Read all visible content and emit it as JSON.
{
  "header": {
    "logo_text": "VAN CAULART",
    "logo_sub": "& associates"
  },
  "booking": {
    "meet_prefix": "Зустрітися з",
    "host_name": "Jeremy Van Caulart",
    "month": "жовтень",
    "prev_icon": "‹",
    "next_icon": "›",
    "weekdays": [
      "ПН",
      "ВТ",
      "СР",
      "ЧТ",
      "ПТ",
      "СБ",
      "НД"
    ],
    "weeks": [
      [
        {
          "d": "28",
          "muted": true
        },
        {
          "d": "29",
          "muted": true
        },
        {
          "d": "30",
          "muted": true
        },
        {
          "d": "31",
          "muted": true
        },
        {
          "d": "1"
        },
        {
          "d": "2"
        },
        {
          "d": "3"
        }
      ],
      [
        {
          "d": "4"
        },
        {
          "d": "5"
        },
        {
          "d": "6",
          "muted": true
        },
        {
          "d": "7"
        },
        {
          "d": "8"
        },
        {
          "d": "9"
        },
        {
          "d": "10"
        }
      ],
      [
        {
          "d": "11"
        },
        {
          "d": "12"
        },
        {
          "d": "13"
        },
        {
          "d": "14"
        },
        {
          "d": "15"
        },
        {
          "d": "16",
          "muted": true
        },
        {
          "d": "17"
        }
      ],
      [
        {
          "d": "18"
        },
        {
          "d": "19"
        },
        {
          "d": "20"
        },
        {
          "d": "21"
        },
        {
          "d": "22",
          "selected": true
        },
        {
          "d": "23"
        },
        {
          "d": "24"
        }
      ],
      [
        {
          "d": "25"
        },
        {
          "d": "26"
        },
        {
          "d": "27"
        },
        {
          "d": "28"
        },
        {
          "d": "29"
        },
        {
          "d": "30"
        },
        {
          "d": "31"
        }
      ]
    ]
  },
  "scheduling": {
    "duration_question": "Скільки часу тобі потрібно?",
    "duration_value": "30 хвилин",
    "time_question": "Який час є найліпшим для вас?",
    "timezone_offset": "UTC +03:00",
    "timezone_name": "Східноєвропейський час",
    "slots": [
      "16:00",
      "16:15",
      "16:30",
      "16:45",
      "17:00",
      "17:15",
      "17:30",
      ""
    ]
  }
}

▬▬▬▬▬▬▬▬▬▬

§ **Task goal**:
Each of the records should be retyped exactly.

§ **Complete response**:
Read all visible content and emit it as JSON.
{
  "header": {
    "logo_text": "VAN CAULART",
    "logo_sub": "& associates"
  },
  "booking": {
    "meet_prefix": "Зустрітися з",
    "host_name": "Jeremy Van Caulart",
    "month": "жовтень",
    "prev_icon": "‹",
    "next_icon": "›",
    "weekdays": [
      "ПН",
      "ВТ",
      "СР",
      "ЧТ",
      "ПТ",
      "СБ",
      "НД"
    ],
    "weeks": [
      [
        {
          "d": "28",
          "muted": true
        },
        {
          "d": "29",
          "muted": true
        },
        {
          "d": "30",
          "muted": true
        },
        {
          "d": "31",
          "muted": true
        },
        {
          "d": "1"
        },
        {
          "d": "2"
        },
        {
          "d": "3"
        }
      ],
      [
        {
          "d": "4"
        },
        {
          "d": "5"
        },
        {
          "d": "6",
          "muted": true
        },
        {
          "d": "7"
        },
        {
          "d": "8"
        },
        {
          "d": "9"
        },
        {
          "d": "10"
        }
      ],
      [
        {
          "d": "11"
        },
        {
          "d": "12"
        },
        {
          "d": "13"
        },
        {
          "d": "14"
        },
        {
          "d": "15"
        },
        {
          "d": "16",
          "muted": true
        },
        {
          "d": "17"
        }
      ],
      [
        {
          "d": "18"
        },
        {
          "d": "19"
        },
        {
          "d": "20"
        },
        {
          "d": "21"
        },
        {
          "d": "22",
          "selected": true
        },
        {
          "d": "23"
        },
        {
          "d": "24"
        }
      ],
      [
        {
          "d": "25"
        },
        {
          "d": "26"
        },
        {
          "d": "27"
        },
        {
          "d": "28"
        },
        {
          "d": "29"
        },
        {
          "d": "30"
        },
        {
          "d": "31"
        }
      ]
    ]
  },
  "scheduling": {
    "duration_question": "Скільки часу тобі потрібно?",
    "duration_value": "30 хвилин",
    "time_question": "Який час є найліпшим для вас?",
    "timezone_offset": "UTC +03:00",
    "timezone_name": "Східноєвропейський час",
    "slots": [
      "16:00",
      "16:15",
      "16:30",
      "16:45",
      "17:00",
      "17:15",
      "17:30",
      ""
    ]
  }
}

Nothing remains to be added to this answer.